* Task prompt
Take every line from the listing below that includes "JSON" and copy it.

* Entries
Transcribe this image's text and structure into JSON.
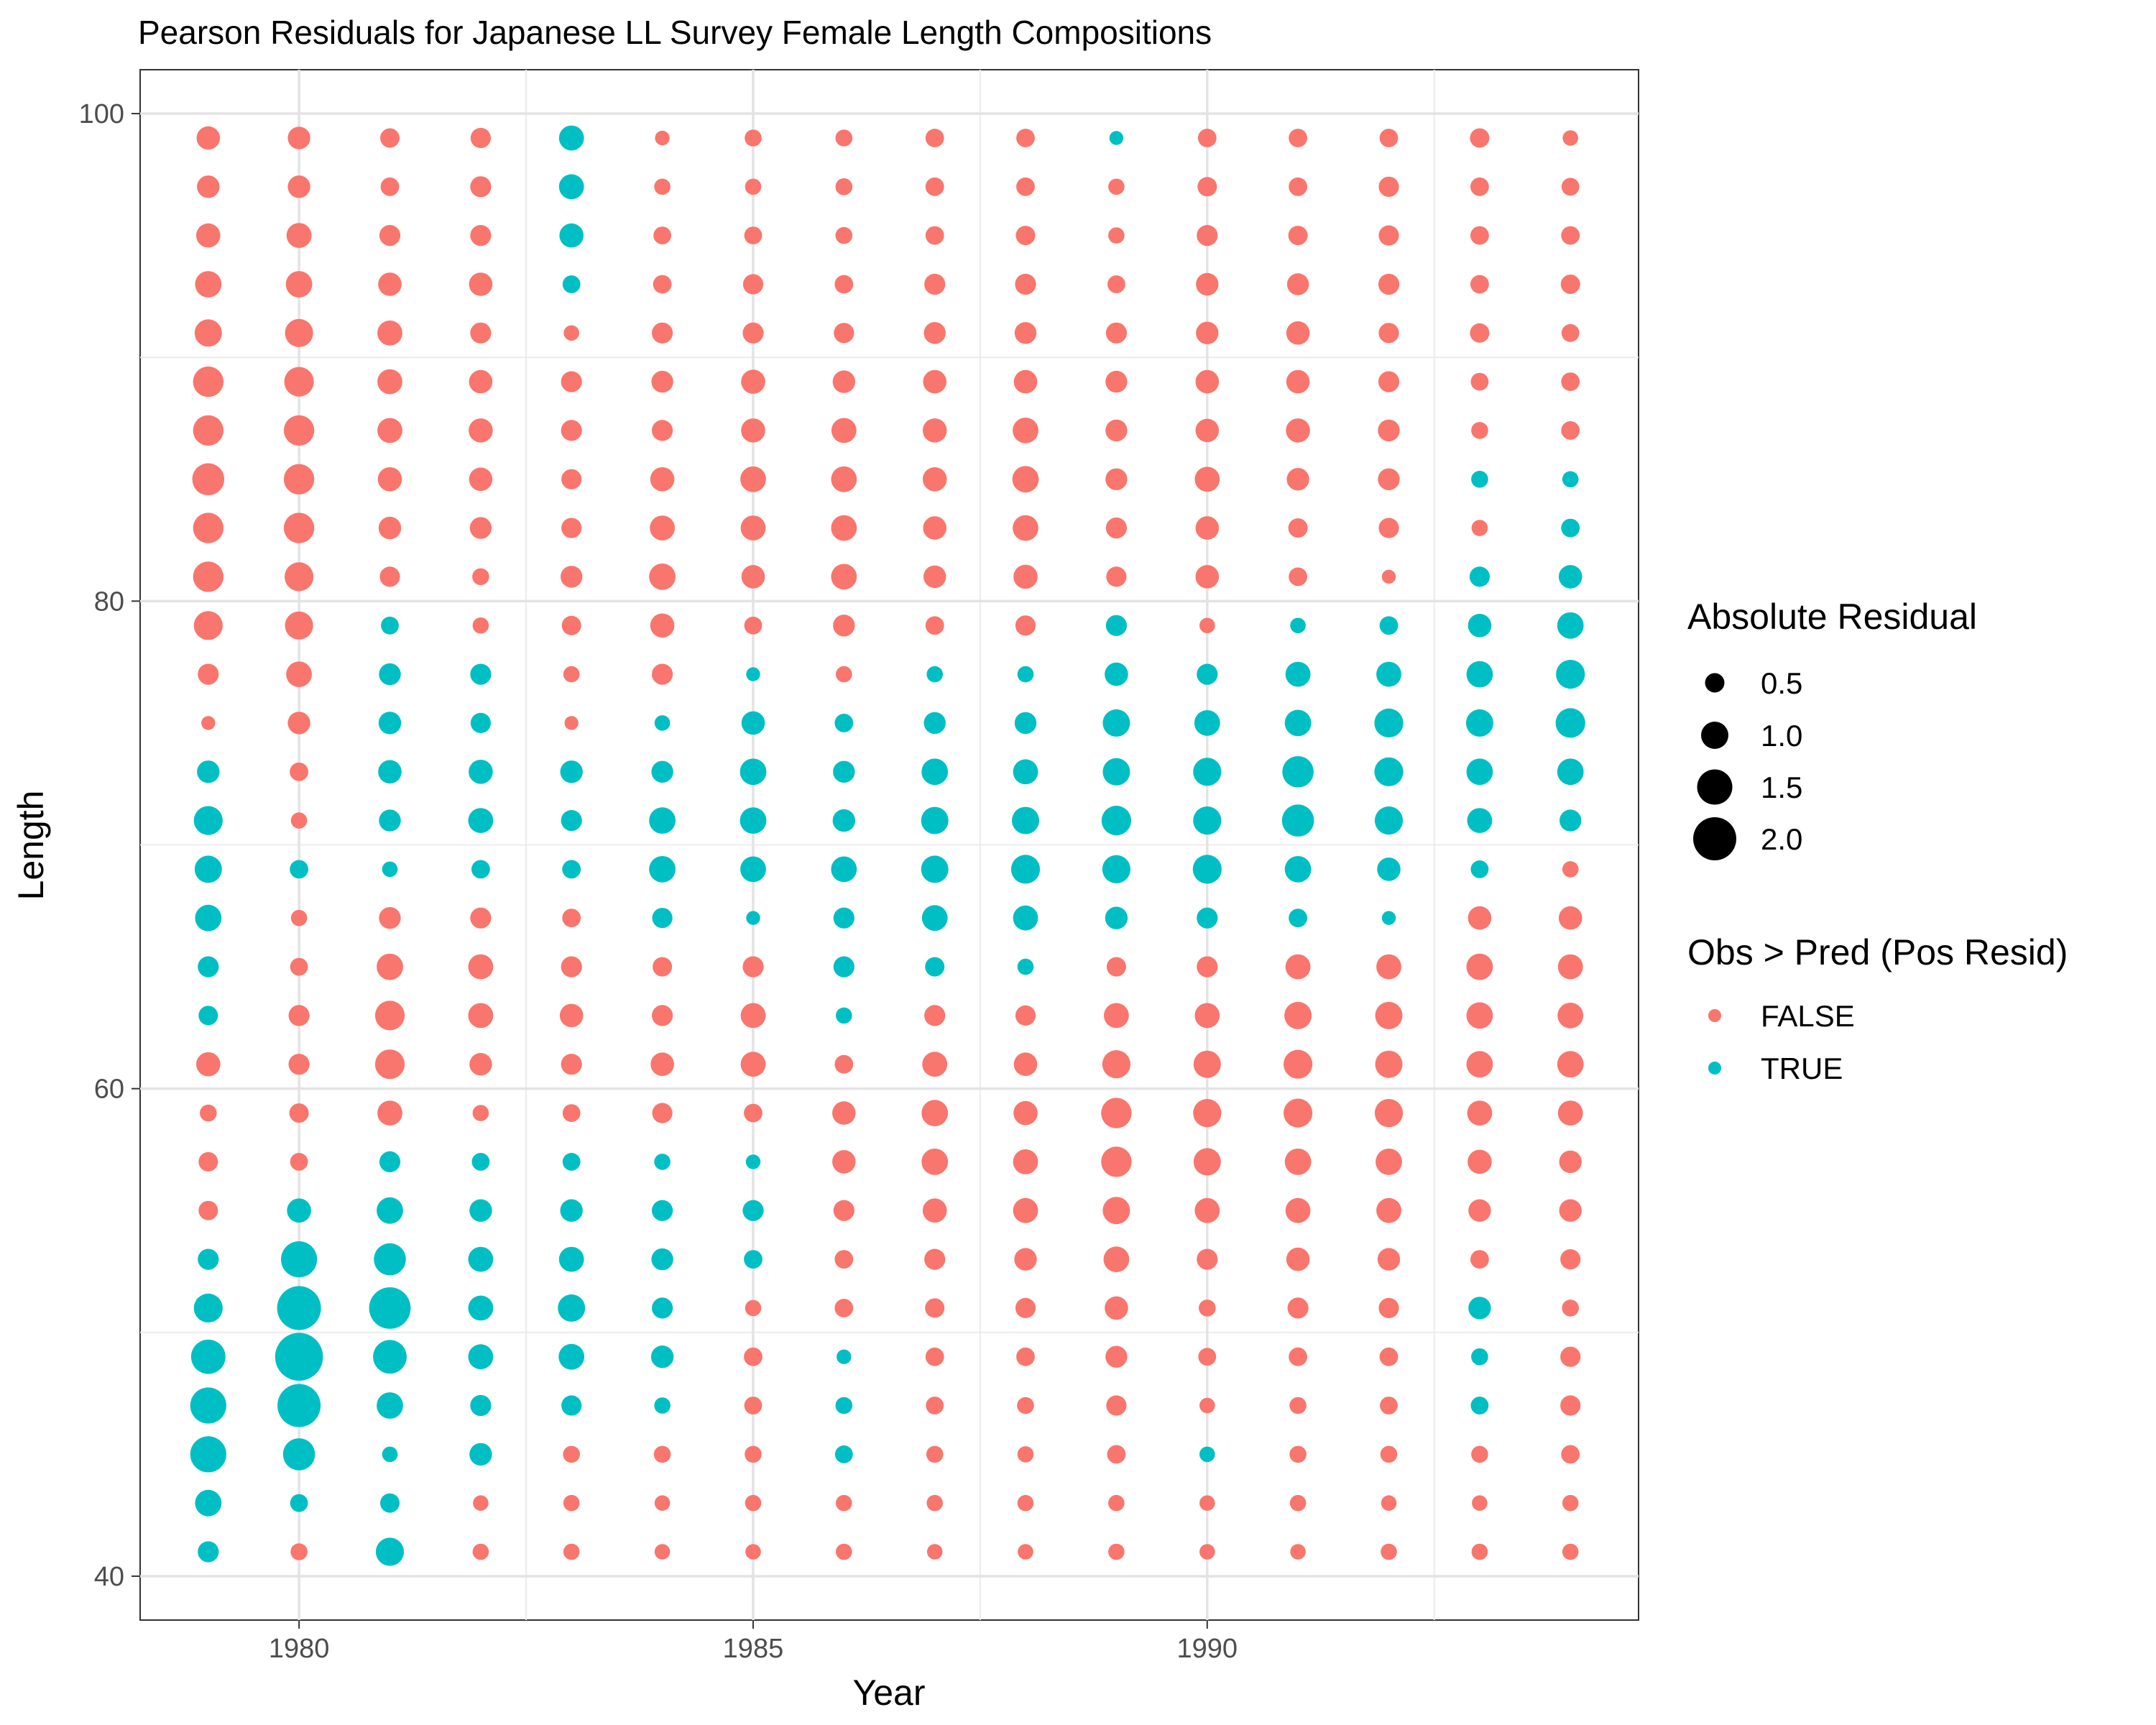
{
  "chart_data": {
    "type": "scatter",
    "title": "Pearson Residuals for Japanese LL Survey Female Length Compositions",
    "xlabel": "Year",
    "ylabel": "Length",
    "xlim": [
      1978.25,
      1994.75
    ],
    "ylim": [
      38.2,
      101.8
    ],
    "x_ticks": [
      1980,
      1985,
      1990
    ],
    "y_ticks": [
      40,
      60,
      80,
      100
    ],
    "grid": true,
    "legend_position": "right",
    "years": [
      1979,
      1980,
      1981,
      1982,
      1983,
      1984,
      1985,
      1986,
      1987,
      1988,
      1989,
      1990,
      1991,
      1992,
      1993,
      1994
    ],
    "lengths": [
      41,
      43,
      45,
      47,
      49,
      51,
      53,
      55,
      57,
      59,
      61,
      63,
      65,
      67,
      69,
      71,
      73,
      75,
      77,
      79,
      81,
      83,
      85,
      87,
      89,
      91,
      93,
      95,
      97,
      99
    ],
    "size_legend": {
      "title": "Absolute Residual",
      "labels": [
        "0.5",
        "1.0",
        "1.5",
        "2.0"
      ],
      "values": [
        0.5,
        1.0,
        1.5,
        2.0
      ]
    },
    "color_legend": {
      "title": "Obs > Pred (Pos Resid)",
      "labels": [
        "FALSE",
        "TRUE"
      ],
      "colors": [
        "#F8766D",
        "#00BFC4"
      ]
    },
    "series": [
      {
        "year": 1979,
        "abs": [
          0.6,
          0.95,
          1.55,
          1.55,
          1.45,
          1.1,
          0.6,
          0.5,
          0.5,
          0.35,
          0.8,
          0.5,
          0.6,
          0.95,
          1.0,
          1.1,
          0.7,
          0.15,
          0.6,
          1.1,
          1.2,
          1.2,
          1.3,
          1.2,
          1.2,
          1.0,
          0.95,
          0.8,
          0.7,
          0.75
        ],
        "pos": [
          1,
          1,
          1,
          1,
          1,
          1,
          1,
          0,
          0,
          0,
          0,
          1,
          1,
          1,
          1,
          1,
          1,
          0,
          0,
          0,
          0,
          0,
          0,
          0,
          0,
          0,
          0,
          0,
          0,
          0
        ]
      },
      {
        "year": 1980,
        "abs": [
          0.35,
          0.4,
          1.3,
          2.0,
          2.3,
          2.05,
          1.55,
          0.8,
          0.4,
          0.5,
          0.6,
          0.6,
          0.4,
          0.3,
          0.45,
          0.3,
          0.45,
          0.7,
          0.9,
          1.05,
          1.1,
          1.2,
          1.2,
          1.2,
          1.15,
          1.05,
          0.95,
          0.85,
          0.7,
          0.7
        ],
        "pos": [
          0,
          1,
          1,
          1,
          1,
          1,
          1,
          1,
          0,
          0,
          0,
          0,
          0,
          0,
          1,
          0,
          0,
          0,
          0,
          0,
          0,
          0,
          0,
          0,
          0,
          0,
          0,
          0,
          0,
          0
        ]
      },
      {
        "year": 1981,
        "abs": [
          1.05,
          0.5,
          0.25,
          0.95,
          1.4,
          1.9,
          1.3,
          0.95,
          0.6,
          0.85,
          1.15,
          1.15,
          0.95,
          0.65,
          0.25,
          0.65,
          0.75,
          0.7,
          0.65,
          0.4,
          0.55,
          0.7,
          0.8,
          0.85,
          0.85,
          0.85,
          0.75,
          0.6,
          0.45,
          0.5
        ],
        "pos": [
          1,
          1,
          1,
          1,
          1,
          1,
          1,
          1,
          1,
          0,
          0,
          0,
          0,
          0,
          1,
          1,
          1,
          1,
          1,
          1,
          0,
          0,
          0,
          0,
          0,
          0,
          0,
          0,
          0,
          0
        ]
      },
      {
        "year": 1982,
        "abs": [
          0.3,
          0.25,
          0.7,
          0.6,
          0.85,
          0.85,
          0.85,
          0.7,
          0.4,
          0.3,
          0.7,
          0.85,
          0.85,
          0.6,
          0.45,
          0.85,
          0.8,
          0.55,
          0.6,
          0.3,
          0.35,
          0.65,
          0.75,
          0.8,
          0.75,
          0.6,
          0.75,
          0.6,
          0.6,
          0.55
        ],
        "pos": [
          0,
          0,
          1,
          1,
          1,
          1,
          1,
          1,
          1,
          0,
          0,
          0,
          0,
          0,
          1,
          1,
          1,
          1,
          1,
          0,
          0,
          0,
          0,
          0,
          0,
          0,
          0,
          0,
          0,
          0
        ]
      },
      {
        "year": 1983,
        "abs": [
          0.3,
          0.3,
          0.35,
          0.55,
          0.9,
          1.0,
          0.85,
          0.7,
          0.4,
          0.4,
          0.6,
          0.75,
          0.6,
          0.45,
          0.45,
          0.6,
          0.7,
          0.15,
          0.3,
          0.5,
          0.65,
          0.55,
          0.55,
          0.6,
          0.6,
          0.25,
          0.4,
          0.8,
          0.85,
          0.85
        ],
        "pos": [
          0,
          0,
          0,
          1,
          1,
          1,
          1,
          1,
          1,
          0,
          0,
          0,
          0,
          0,
          1,
          1,
          1,
          0,
          0,
          0,
          0,
          0,
          0,
          0,
          0,
          0,
          1,
          1,
          1,
          1
        ]
      },
      {
        "year": 1984,
        "abs": [
          0.25,
          0.25,
          0.35,
          0.3,
          0.7,
          0.6,
          0.65,
          0.6,
          0.3,
          0.55,
          0.75,
          0.6,
          0.5,
          0.55,
          0.95,
          0.95,
          0.65,
          0.25,
          0.6,
          0.8,
          0.95,
          0.85,
          0.8,
          0.6,
          0.65,
          0.6,
          0.45,
          0.4,
          0.3,
          0.2
        ],
        "pos": [
          0,
          0,
          0,
          1,
          1,
          1,
          1,
          1,
          1,
          0,
          0,
          0,
          0,
          1,
          1,
          1,
          1,
          1,
          0,
          0,
          0,
          0,
          0,
          0,
          0,
          0,
          0,
          0,
          0,
          0
        ]
      },
      {
        "year": 1985,
        "abs": [
          0.25,
          0.3,
          0.35,
          0.4,
          0.45,
          0.3,
          0.45,
          0.6,
          0.2,
          0.45,
          0.85,
          0.85,
          0.6,
          0.15,
          0.9,
          0.95,
          0.95,
          0.75,
          0.15,
          0.4,
          0.75,
          0.85,
          0.9,
          0.8,
          0.8,
          0.6,
          0.55,
          0.4,
          0.3,
          0.35
        ],
        "pos": [
          0,
          0,
          0,
          0,
          0,
          0,
          1,
          1,
          1,
          0,
          0,
          0,
          0,
          1,
          1,
          1,
          1,
          1,
          1,
          0,
          0,
          0,
          0,
          0,
          0,
          0,
          0,
          0,
          0,
          0
        ]
      },
      {
        "year": 1986,
        "abs": [
          0.3,
          0.3,
          0.4,
          0.35,
          0.2,
          0.45,
          0.45,
          0.6,
          0.75,
          0.75,
          0.45,
          0.3,
          0.6,
          0.6,
          0.9,
          0.7,
          0.65,
          0.45,
          0.3,
          0.65,
          0.9,
          0.9,
          0.9,
          0.85,
          0.7,
          0.55,
          0.45,
          0.35,
          0.35,
          0.35
        ],
        "pos": [
          0,
          0,
          1,
          1,
          1,
          0,
          0,
          0,
          0,
          0,
          0,
          1,
          1,
          1,
          1,
          1,
          1,
          1,
          0,
          0,
          0,
          0,
          0,
          0,
          0,
          0,
          0,
          0,
          0,
          0
        ]
      },
      {
        "year": 1987,
        "abs": [
          0.25,
          0.3,
          0.35,
          0.4,
          0.45,
          0.5,
          0.6,
          0.8,
          0.95,
          0.95,
          0.85,
          0.6,
          0.5,
          0.9,
          1.0,
          1.0,
          0.95,
          0.65,
          0.3,
          0.45,
          0.7,
          0.75,
          0.8,
          0.8,
          0.75,
          0.65,
          0.6,
          0.45,
          0.45,
          0.45
        ],
        "pos": [
          0,
          0,
          0,
          0,
          0,
          0,
          0,
          0,
          0,
          0,
          0,
          0,
          1,
          1,
          1,
          1,
          1,
          1,
          1,
          0,
          0,
          0,
          0,
          0,
          0,
          0,
          0,
          0,
          0,
          0
        ]
      },
      {
        "year": 1988,
        "abs": [
          0.25,
          0.3,
          0.3,
          0.35,
          0.45,
          0.55,
          0.7,
          0.85,
          0.85,
          0.8,
          0.75,
          0.55,
          0.3,
          0.85,
          1.1,
          1.0,
          0.85,
          0.65,
          0.3,
          0.55,
          0.8,
          0.9,
          0.95,
          0.9,
          0.75,
          0.65,
          0.6,
          0.5,
          0.45,
          0.45
        ],
        "pos": [
          0,
          0,
          0,
          0,
          0,
          0,
          0,
          0,
          0,
          0,
          0,
          0,
          1,
          1,
          1,
          1,
          1,
          1,
          1,
          0,
          0,
          0,
          0,
          0,
          0,
          0,
          0,
          0,
          0,
          0
        ]
      },
      {
        "year": 1989,
        "abs": [
          0.3,
          0.3,
          0.45,
          0.55,
          0.65,
          0.75,
          0.9,
          1.0,
          1.2,
          1.2,
          1.05,
          0.85,
          0.5,
          0.7,
          1.05,
          1.15,
          1.0,
          1.0,
          0.75,
          0.6,
          0.55,
          0.6,
          0.65,
          0.65,
          0.65,
          0.6,
          0.4,
          0.3,
          0.3,
          0.15
        ],
        "pos": [
          0,
          0,
          0,
          0,
          0,
          0,
          0,
          0,
          0,
          0,
          0,
          0,
          0,
          1,
          1,
          1,
          1,
          1,
          1,
          1,
          0,
          0,
          0,
          0,
          0,
          0,
          0,
          0,
          0,
          1
        ]
      },
      {
        "year": 1990,
        "abs": [
          0.25,
          0.25,
          0.25,
          0.25,
          0.4,
          0.35,
          0.6,
          0.85,
          1.0,
          1.05,
          1.0,
          0.85,
          0.6,
          0.6,
          1.1,
          1.05,
          1.05,
          0.9,
          0.6,
          0.25,
          0.75,
          0.75,
          0.85,
          0.75,
          0.75,
          0.7,
          0.7,
          0.6,
          0.5,
          0.45
        ],
        "pos": [
          0,
          0,
          1,
          0,
          0,
          0,
          0,
          0,
          0,
          0,
          0,
          0,
          0,
          1,
          1,
          1,
          1,
          1,
          1,
          0,
          0,
          0,
          0,
          0,
          0,
          0,
          0,
          0,
          0,
          0
        ]
      },
      {
        "year": 1991,
        "abs": [
          0.25,
          0.3,
          0.35,
          0.35,
          0.45,
          0.6,
          0.75,
          0.85,
          0.95,
          1.1,
          1.1,
          1.0,
          0.85,
          0.45,
          0.95,
          1.3,
          1.25,
          0.95,
          0.85,
          0.25,
          0.45,
          0.5,
          0.7,
          0.8,
          0.75,
          0.75,
          0.65,
          0.5,
          0.45,
          0.45
        ],
        "pos": [
          0,
          0,
          0,
          0,
          0,
          0,
          0,
          0,
          0,
          0,
          0,
          0,
          0,
          1,
          1,
          1,
          1,
          1,
          1,
          1,
          0,
          0,
          0,
          0,
          0,
          0,
          0,
          0,
          0,
          0
        ]
      },
      {
        "year": 1992,
        "abs": [
          0.3,
          0.25,
          0.35,
          0.4,
          0.45,
          0.55,
          0.7,
          0.85,
          0.95,
          1.05,
          1.0,
          1.0,
          0.85,
          0.15,
          0.75,
          1.05,
          1.1,
          1.1,
          0.85,
          0.45,
          0.15,
          0.55,
          0.65,
          0.65,
          0.6,
          0.55,
          0.6,
          0.55,
          0.55,
          0.45
        ],
        "pos": [
          0,
          0,
          0,
          0,
          0,
          0,
          0,
          0,
          0,
          0,
          0,
          0,
          0,
          1,
          1,
          1,
          1,
          1,
          1,
          1,
          0,
          0,
          0,
          0,
          0,
          0,
          0,
          0,
          0,
          0
        ]
      },
      {
        "year": 1993,
        "abs": [
          0.3,
          0.25,
          0.35,
          0.4,
          0.35,
          0.7,
          0.45,
          0.7,
          0.8,
          0.85,
          0.95,
          0.95,
          0.95,
          0.75,
          0.4,
          0.85,
          0.95,
          1.0,
          0.95,
          0.75,
          0.55,
          0.3,
          0.35,
          0.35,
          0.4,
          0.5,
          0.45,
          0.45,
          0.45,
          0.5
        ],
        "pos": [
          0,
          0,
          0,
          1,
          1,
          1,
          0,
          0,
          0,
          0,
          0,
          0,
          0,
          0,
          1,
          1,
          1,
          1,
          1,
          1,
          1,
          0,
          1,
          0,
          0,
          0,
          0,
          0,
          0,
          0
        ]
      },
      {
        "year": 1994,
        "abs": [
          0.3,
          0.3,
          0.45,
          0.55,
          0.55,
          0.35,
          0.55,
          0.7,
          0.7,
          0.85,
          0.95,
          0.9,
          0.85,
          0.75,
          0.3,
          0.65,
          0.95,
          1.15,
          1.1,
          0.95,
          0.75,
          0.45,
          0.3,
          0.45,
          0.45,
          0.4,
          0.5,
          0.45,
          0.4,
          0.25
        ],
        "pos": [
          0,
          0,
          0,
          0,
          0,
          0,
          0,
          0,
          0,
          0,
          0,
          0,
          0,
          0,
          0,
          1,
          1,
          1,
          1,
          1,
          1,
          1,
          1,
          0,
          0,
          0,
          0,
          0,
          0,
          0
        ]
      }
    ]
  }
}
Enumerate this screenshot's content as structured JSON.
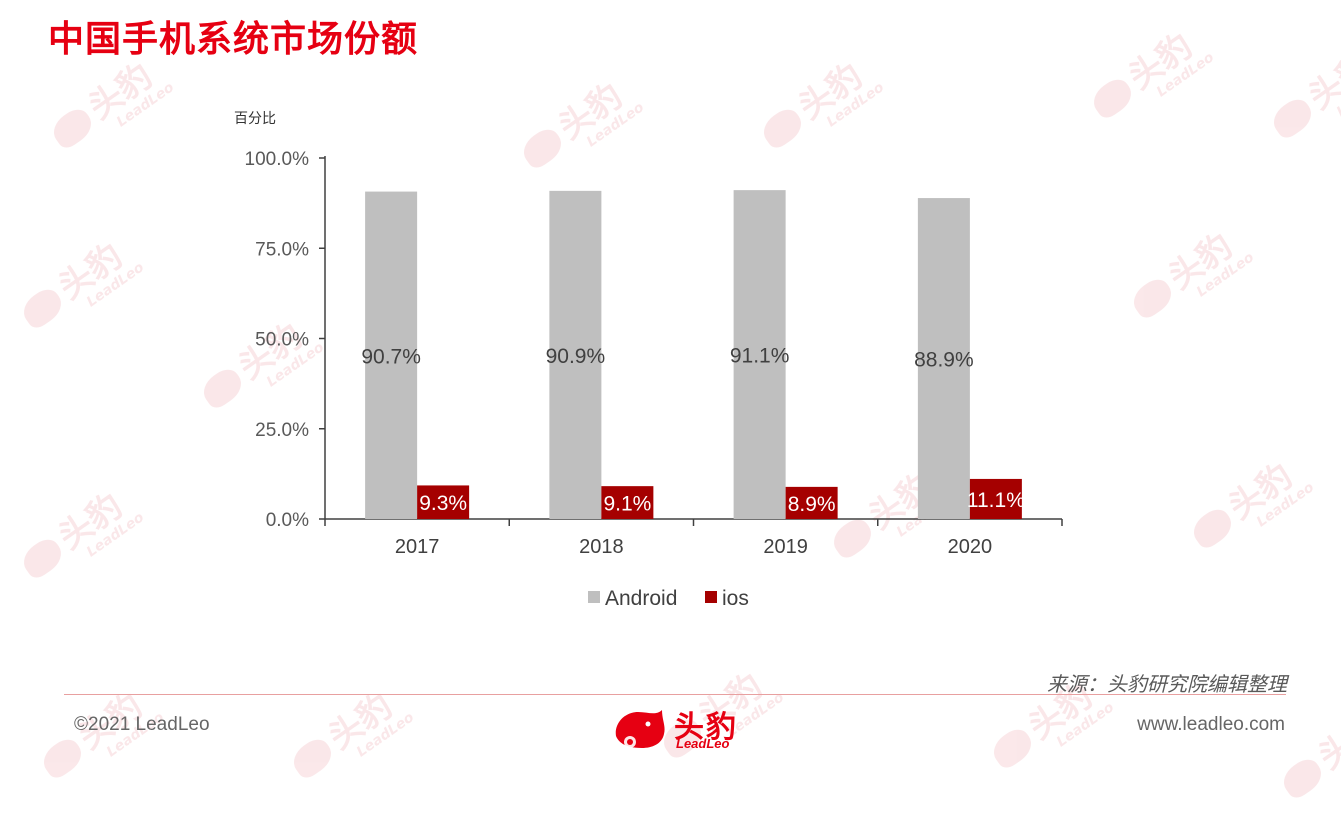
{
  "page": {
    "title": "中国手机系统市场份额",
    "source_note": "来源：头豹研究院编辑整理",
    "copyright": "©2021 LeadLeo",
    "website": "www.leadleo.com",
    "logo_cn": "头豹",
    "logo_en": "LeadLeo",
    "watermark_cn": "头豹",
    "watermark_en": "LeadLeo"
  },
  "colors": {
    "title": "#e60012",
    "android": "#bfbfbf",
    "ios": "#a50000",
    "axis": "#404040"
  },
  "chart_data": {
    "type": "bar",
    "ylabel": "百分比",
    "categories": [
      "2017",
      "2018",
      "2019",
      "2020"
    ],
    "series": [
      {
        "name": "Android",
        "values": [
          90.7,
          90.9,
          91.1,
          88.9
        ],
        "labels": [
          "90.7%",
          "90.9%",
          "91.1%",
          "88.9%"
        ]
      },
      {
        "name": "ios",
        "values": [
          9.3,
          9.1,
          8.9,
          11.1
        ],
        "labels": [
          "9.3%",
          "9.1%",
          "8.9%",
          "11.1%"
        ]
      }
    ],
    "ylim": [
      0,
      100
    ],
    "yticks": [
      0,
      25,
      50,
      75,
      100
    ],
    "ytick_labels": [
      "0.0%",
      "25.0%",
      "50.0%",
      "75.0%",
      "100.0%"
    ],
    "grid": false,
    "legend_position": "bottom"
  }
}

* Written solution
Transcribe this image's text and structure into JSON.
Enumerate this screenshot's content as structured JSON.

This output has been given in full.